TO DO — Restate the listing below word for word, omitting any images.

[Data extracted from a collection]
---

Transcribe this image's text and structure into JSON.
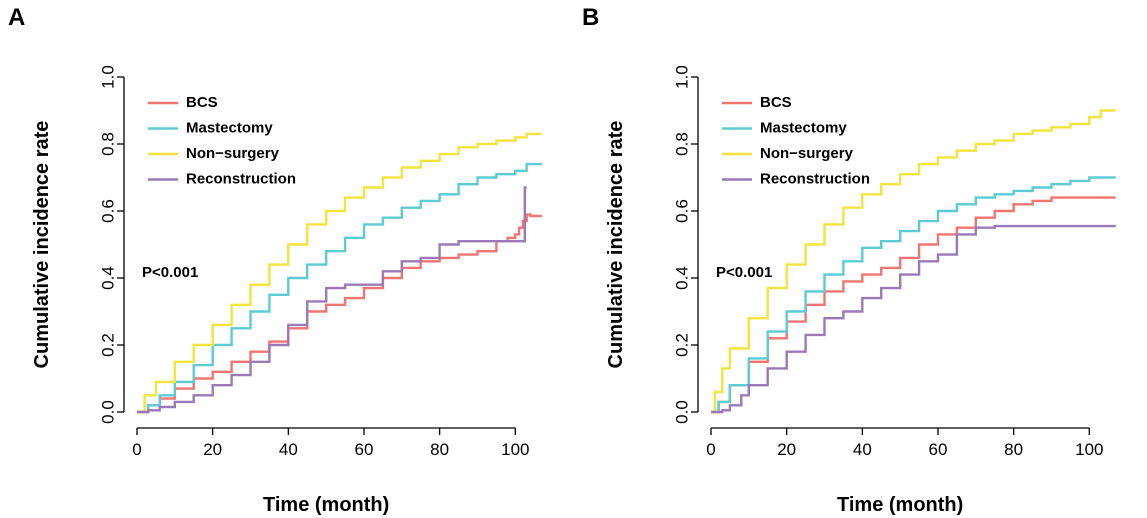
{
  "chart_data": [
    {
      "type": "line",
      "step": true,
      "panel_label": "A",
      "xlabel": "Time (month)",
      "ylabel": "Cumulative incidence rate",
      "xlim": [
        0,
        106
      ],
      "ylim": [
        0,
        1
      ],
      "xticks": [
        "0",
        "20",
        "40",
        "60",
        "80",
        "100"
      ],
      "yticks": [
        "0.0",
        "0.2",
        "0.4",
        "0.6",
        "0.8",
        "1.0"
      ],
      "annotation": "P<0.001",
      "legend_position": "top-left",
      "series": [
        {
          "name": "BCS",
          "color": "#f07470",
          "x": [
            0,
            3,
            6,
            10,
            15,
            20,
            25,
            30,
            35,
            40,
            45,
            50,
            55,
            60,
            65,
            70,
            75,
            80,
            85,
            90,
            95,
            98,
            100,
            101,
            102,
            103,
            104,
            107
          ],
          "y": [
            0,
            0.02,
            0.04,
            0.07,
            0.1,
            0.12,
            0.15,
            0.18,
            0.21,
            0.25,
            0.3,
            0.32,
            0.34,
            0.37,
            0.4,
            0.43,
            0.45,
            0.46,
            0.47,
            0.48,
            0.51,
            0.52,
            0.53,
            0.55,
            0.57,
            0.59,
            0.585,
            0.585
          ]
        },
        {
          "name": "Mastectomy",
          "color": "#5bcbd4",
          "x": [
            0,
            3,
            6,
            10,
            15,
            20,
            25,
            30,
            35,
            40,
            45,
            50,
            55,
            60,
            65,
            70,
            75,
            80,
            85,
            90,
            95,
            100,
            103,
            107
          ],
          "y": [
            0,
            0.02,
            0.05,
            0.09,
            0.14,
            0.2,
            0.25,
            0.3,
            0.35,
            0.4,
            0.44,
            0.48,
            0.52,
            0.56,
            0.58,
            0.61,
            0.63,
            0.65,
            0.68,
            0.7,
            0.71,
            0.72,
            0.74,
            0.74
          ]
        },
        {
          "name": "Non−surgery",
          "color": "#f2e43a",
          "x": [
            0,
            2,
            5,
            10,
            15,
            20,
            25,
            30,
            35,
            40,
            45,
            50,
            55,
            60,
            65,
            70,
            75,
            80,
            85,
            90,
            95,
            100,
            103,
            107
          ],
          "y": [
            0,
            0.05,
            0.09,
            0.15,
            0.2,
            0.26,
            0.32,
            0.38,
            0.44,
            0.5,
            0.56,
            0.6,
            0.64,
            0.67,
            0.7,
            0.73,
            0.75,
            0.77,
            0.79,
            0.8,
            0.81,
            0.82,
            0.83,
            0.83
          ]
        },
        {
          "name": "Reconstruction",
          "color": "#9b78b7",
          "x": [
            0,
            3,
            6,
            10,
            15,
            20,
            25,
            30,
            35,
            40,
            45,
            50,
            55,
            60,
            65,
            70,
            75,
            80,
            85,
            90,
            95,
            100,
            102,
            102.5,
            103
          ],
          "y": [
            0,
            0.005,
            0.015,
            0.03,
            0.05,
            0.08,
            0.11,
            0.15,
            0.2,
            0.26,
            0.33,
            0.37,
            0.38,
            0.38,
            0.42,
            0.45,
            0.46,
            0.5,
            0.51,
            0.51,
            0.51,
            0.51,
            0.51,
            0.67,
            0.67
          ]
        }
      ]
    },
    {
      "type": "line",
      "step": true,
      "panel_label": "B",
      "xlabel": "Time (month)",
      "ylabel": "Cumulative incidence rate",
      "xlim": [
        0,
        106
      ],
      "ylim": [
        0,
        1
      ],
      "xticks": [
        "0",
        "20",
        "40",
        "60",
        "80",
        "100"
      ],
      "yticks": [
        "0.0",
        "0.2",
        "0.4",
        "0.6",
        "0.8",
        "1.0"
      ],
      "annotation": "P<0.001",
      "legend_position": "top-left",
      "series": [
        {
          "name": "BCS",
          "color": "#f07470",
          "x": [
            0,
            2,
            5,
            10,
            15,
            20,
            25,
            30,
            35,
            40,
            45,
            50,
            55,
            60,
            65,
            70,
            75,
            80,
            85,
            90,
            100,
            107
          ],
          "y": [
            0,
            0.03,
            0.08,
            0.15,
            0.22,
            0.27,
            0.32,
            0.36,
            0.39,
            0.41,
            0.43,
            0.46,
            0.5,
            0.53,
            0.55,
            0.58,
            0.6,
            0.62,
            0.63,
            0.64,
            0.64,
            0.64
          ]
        },
        {
          "name": "Mastectomy",
          "color": "#5bcbd4",
          "x": [
            0,
            2,
            5,
            10,
            15,
            20,
            25,
            30,
            35,
            40,
            45,
            50,
            55,
            60,
            65,
            70,
            75,
            80,
            85,
            90,
            95,
            100,
            103,
            107
          ],
          "y": [
            0,
            0.03,
            0.08,
            0.16,
            0.24,
            0.3,
            0.36,
            0.41,
            0.45,
            0.49,
            0.51,
            0.54,
            0.57,
            0.6,
            0.62,
            0.64,
            0.65,
            0.66,
            0.67,
            0.68,
            0.69,
            0.7,
            0.7,
            0.7
          ]
        },
        {
          "name": "Non−surgery",
          "color": "#f2e43a",
          "x": [
            0,
            1,
            3,
            5,
            10,
            15,
            20,
            25,
            30,
            35,
            40,
            45,
            50,
            55,
            60,
            65,
            70,
            75,
            80,
            85,
            90,
            95,
            100,
            103,
            107
          ],
          "y": [
            0,
            0.06,
            0.13,
            0.19,
            0.28,
            0.37,
            0.44,
            0.5,
            0.56,
            0.61,
            0.65,
            0.68,
            0.71,
            0.74,
            0.76,
            0.78,
            0.8,
            0.81,
            0.83,
            0.84,
            0.85,
            0.86,
            0.88,
            0.9,
            0.9
          ]
        },
        {
          "name": "Reconstruction",
          "color": "#9b78b7",
          "x": [
            0,
            3,
            5,
            8,
            10,
            15,
            20,
            25,
            30,
            35,
            40,
            45,
            50,
            55,
            60,
            65,
            70,
            75,
            80,
            85,
            100,
            107
          ],
          "y": [
            0,
            0.005,
            0.02,
            0.05,
            0.08,
            0.13,
            0.18,
            0.23,
            0.28,
            0.3,
            0.34,
            0.37,
            0.41,
            0.45,
            0.47,
            0.53,
            0.55,
            0.555,
            0.555,
            0.555,
            0.555,
            0.555
          ]
        }
      ]
    }
  ]
}
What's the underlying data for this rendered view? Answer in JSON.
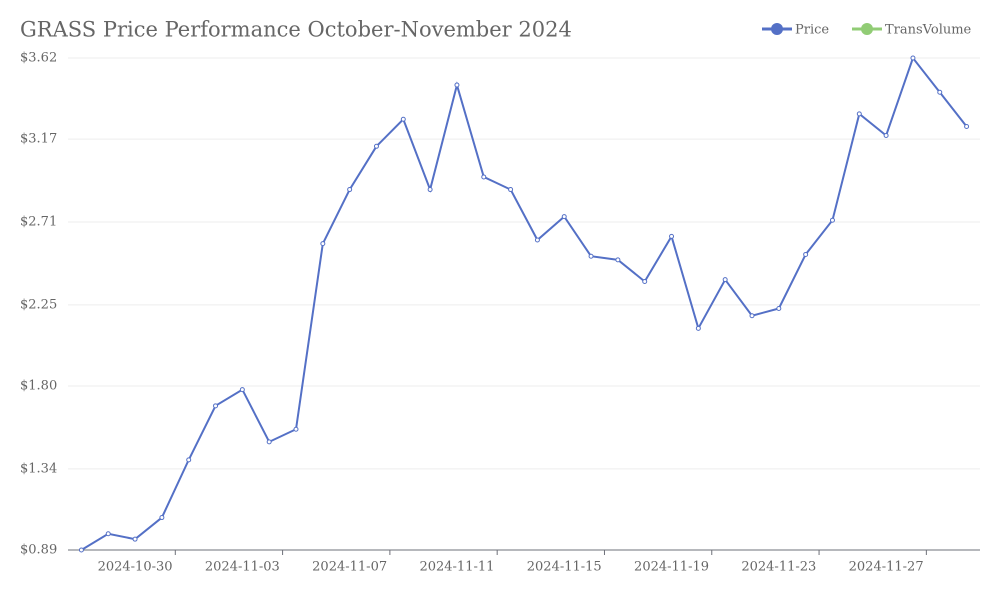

---

WORKED SOLUTION —
Transcribe this image's text and structure into JSON.
{
  "chart_data": [
    {
      "type": "line",
      "step": true,
      "panel_label": "A",
      "xlabel": "Time (month)",
      "ylabel": "Cumulative incidence rate",
      "xlim": [
        0,
        106
      ],
      "ylim": [
        0,
        1
      ],
      "xticks": [
        "0",
        "20",
        "40",
        "60",
        "80",
        "100"
      ],
      "yticks": [
        "0.0",
        "0.2",
        "0.4",
        "0.6",
        "0.8",
        "1.0"
      ],
      "annotation": "P<0.001",
      "legend_position": "top-left",
      "series": [
        {
          "name": "BCS",
          "color": "#f07470",
          "x": [
            0,
            3,
            6,
            10,
            15,
            20,
            25,
            30,
            35,
            40,
            45,
            50,
            55,
            60,
            65,
            70,
            75,
            80,
            85,
            90,
            95,
            98,
            100,
            101,
            102,
            103,
            104,
            107
          ],
          "y": [
            0,
            0.02,
            0.04,
            0.07,
            0.1,
            0.12,
            0.15,
            0.18,
            0.21,
            0.25,
            0.3,
            0.32,
            0.34,
            0.37,
            0.4,
            0.43,
            0.45,
            0.46,
            0.47,
            0.48,
            0.51,
            0.52,
            0.53,
            0.55,
            0.57,
            0.59,
            0.585,
            0.585
          ]
        },
        {
          "name": "Mastectomy",
          "color": "#5bcbd4",
          "x": [
            0,
            3,
            6,
            10,
            15,
            20,
            25,
            30,
            35,
            40,
            45,
            50,
            55,
            60,
            65,
            70,
            75,
            80,
            85,
            90,
            95,
            100,
            103,
            107
          ],
          "y": [
            0,
            0.02,
            0.05,
            0.09,
            0.14,
            0.2,
            0.25,
            0.3,
            0.35,
            0.4,
            0.44,
            0.48,
            0.52,
            0.56,
            0.58,
            0.61,
            0.63,
            0.65,
            0.68,
            0.7,
            0.71,
            0.72,
            0.74,
            0.74
          ]
        },
        {
          "name": "Non−surgery",
          "color": "#f2e43a",
          "x": [
            0,
            2,
            5,
            10,
            15,
            20,
            25,
            30,
            35,
            40,
            45,
            50,
            55,
            60,
            65,
            70,
            75,
            80,
            85,
            90,
            95,
            100,
            103,
            107
          ],
          "y": [
            0,
            0.05,
            0.09,
            0.15,
            0.2,
            0.26,
            0.32,
            0.38,
            0.44,
            0.5,
            0.56,
            0.6,
            0.64,
            0.67,
            0.7,
            0.73,
            0.75,
            0.77,
            0.79,
            0.8,
            0.81,
            0.82,
            0.83,
            0.83
          ]
        },
        {
          "name": "Reconstruction",
          "color": "#9b78b7",
          "x": [
            0,
            3,
            6,
            10,
            15,
            20,
            25,
            30,
            35,
            40,
            45,
            50,
            55,
            60,
            65,
            70,
            75,
            80,
            85,
            90,
            95,
            100,
            102,
            102.5,
            103
          ],
          "y": [
            0,
            0.005,
            0.015,
            0.03,
            0.05,
            0.08,
            0.11,
            0.15,
            0.2,
            0.26,
            0.33,
            0.37,
            0.38,
            0.38,
            0.42,
            0.45,
            0.46,
            0.5,
            0.51,
            0.51,
            0.51,
            0.51,
            0.51,
            0.67,
            0.67
          ]
        }
      ]
    },
    {
      "type": "line",
      "step": true,
      "panel_label": "B",
      "xlabel": "Time (month)",
      "ylabel": "Cumulative incidence rate",
      "xlim": [
        0,
        106
      ],
      "ylim": [
        0,
        1
      ],
      "xticks": [
        "0",
        "20",
        "40",
        "60",
        "80",
        "100"
      ],
      "yticks": [
        "0.0",
        "0.2",
        "0.4",
        "0.6",
        "0.8",
        "1.0"
      ],
      "annotation": "P<0.001",
      "legend_position": "top-left",
      "series": [
        {
          "name": "BCS",
          "color": "#f07470",
          "x": [
            0,
            2,
            5,
            10,
            15,
            20,
            25,
            30,
            35,
            40,
            45,
            50,
            55,
            60,
            65,
            70,
            75,
            80,
            85,
            90,
            100,
            107
          ],
          "y": [
            0,
            0.03,
            0.08,
            0.15,
            0.22,
            0.27,
            0.32,
            0.36,
            0.39,
            0.41,
            0.43,
            0.46,
            0.5,
            0.53,
            0.55,
            0.58,
            0.6,
            0.62,
            0.63,
            0.64,
            0.64,
            0.64
          ]
        },
        {
          "name": "Mastectomy",
          "color": "#5bcbd4",
          "x": [
            0,
            2,
            5,
            10,
            15,
            20,
            25,
            30,
            35,
            40,
            45,
            50,
            55,
            60,
            65,
            70,
            75,
            80,
            85,
            90,
            95,
            100,
            103,
            107
          ],
          "y": [
            0,
            0.03,
            0.08,
            0.16,
            0.24,
            0.3,
            0.36,
            0.41,
            0.45,
            0.49,
            0.51,
            0.54,
            0.57,
            0.6,
            0.62,
            0.64,
            0.65,
            0.66,
            0.67,
            0.68,
            0.69,
            0.7,
            0.7,
            0.7
          ]
        },
        {
          "name": "Non−surgery",
          "color": "#f2e43a",
          "x": [
            0,
            1,
            3,
            5,
            10,
            15,
            20,
            25,
            30,
            35,
            40,
            45,
            50,
            55,
            60,
            65,
            70,
            75,
            80,
            85,
            90,
            95,
            100,
            103,
            107
          ],
          "y": [
            0,
            0.06,
            0.13,
            0.19,
            0.28,
            0.37,
            0.44,
            0.5,
            0.56,
            0.61,
            0.65,
            0.68,
            0.71,
            0.74,
            0.76,
            0.78,
            0.8,
            0.81,
            0.83,
            0.84,
            0.85,
            0.86,
            0.88,
            0.9,
            0.9
          ]
        },
        {
          "name": "Reconstruction",
          "color": "#9b78b7",
          "x": [
            0,
            3,
            5,
            8,
            10,
            15,
            20,
            25,
            30,
            35,
            40,
            45,
            50,
            55,
            60,
            65,
            70,
            75,
            80,
            85,
            100,
            107
          ],
          "y": [
            0,
            0.005,
            0.02,
            0.05,
            0.08,
            0.13,
            0.18,
            0.23,
            0.28,
            0.3,
            0.34,
            0.37,
            0.41,
            0.45,
            0.47,
            0.53,
            0.55,
            0.555,
            0.555,
            0.555,
            0.555,
            0.555
          ]
        }
      ]
    }
  ]
}
What's the underlying data for this rendered view? Answer in JSON.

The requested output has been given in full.